**Problem to solve**
When the string "POSITIVOS" appears in a line of the records, show the whole line.

Transcript entries for document pages
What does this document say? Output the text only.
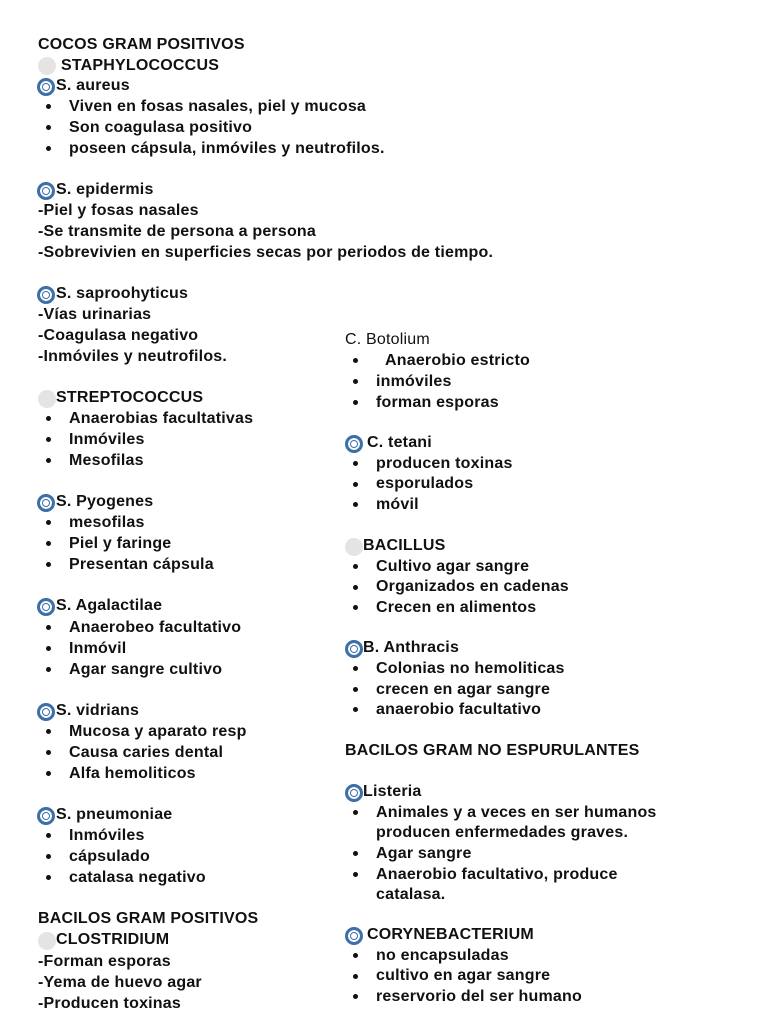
COCOS GRAM POSITIVOS
STAPHYLOCOCCUS
S. aureus
Viven en fosas nasales, piel y mucosa
Son coagulasa positivo
poseen cápsula, inmóviles y neutrofilos.
S. epidermis
-Piel y fosas nasales
-Se transmite de persona a persona
-Sobrevivien en superficies secas por periodos de tiempo.
S. saproohyticus
-Vías urinarias
-Coagulasa negativo
-Inmóviles y neutrofilos.
STREPTOCOCCUS
Anaerobias facultativas
Inmóviles
Mesofilas
S. Pyogenes
mesofilas
Piel y faringe
Presentan cápsula
S. Agalactilae
Anaerobeo facultativo
Inmóvil
Agar sangre cultivo
S. vidrians
Mucosa y aparato resp
Causa caries dental
Alfa hemoliticos
S. pneumoniae
Inmóviles
cápsulado
catalasa negativo
BACILOS GRAM POSITIVOS
CLOSTRIDIUM
-Forman esporas
-Yema de huevo agar
-Producen toxinas
C. Botolium
Anaerobio estricto
inmóviles
forman esporas
C. tetani
producen toxinas
esporulados
móvil
BACILLUS
Cultivo agar sangre
Organizados en cadenas
Crecen en alimentos
B. Anthracis
Colonias no hemoliticas
crecen en agar sangre
anaerobio facultativo
BACILOS GRAM NO ESPURULANTES
Listeria
Animales y a veces en ser humanos
producen enfermedades graves.
Agar sangre
Anaerobio facultativo, produce
catalasa.
CORYNEBACTERIUM
no encapsuladas
cultivo en agar sangre
reservorio del ser humano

**Answer to the problem**
COCOS GRAM POSITIVOS
BACILOS GRAM POSITIVOS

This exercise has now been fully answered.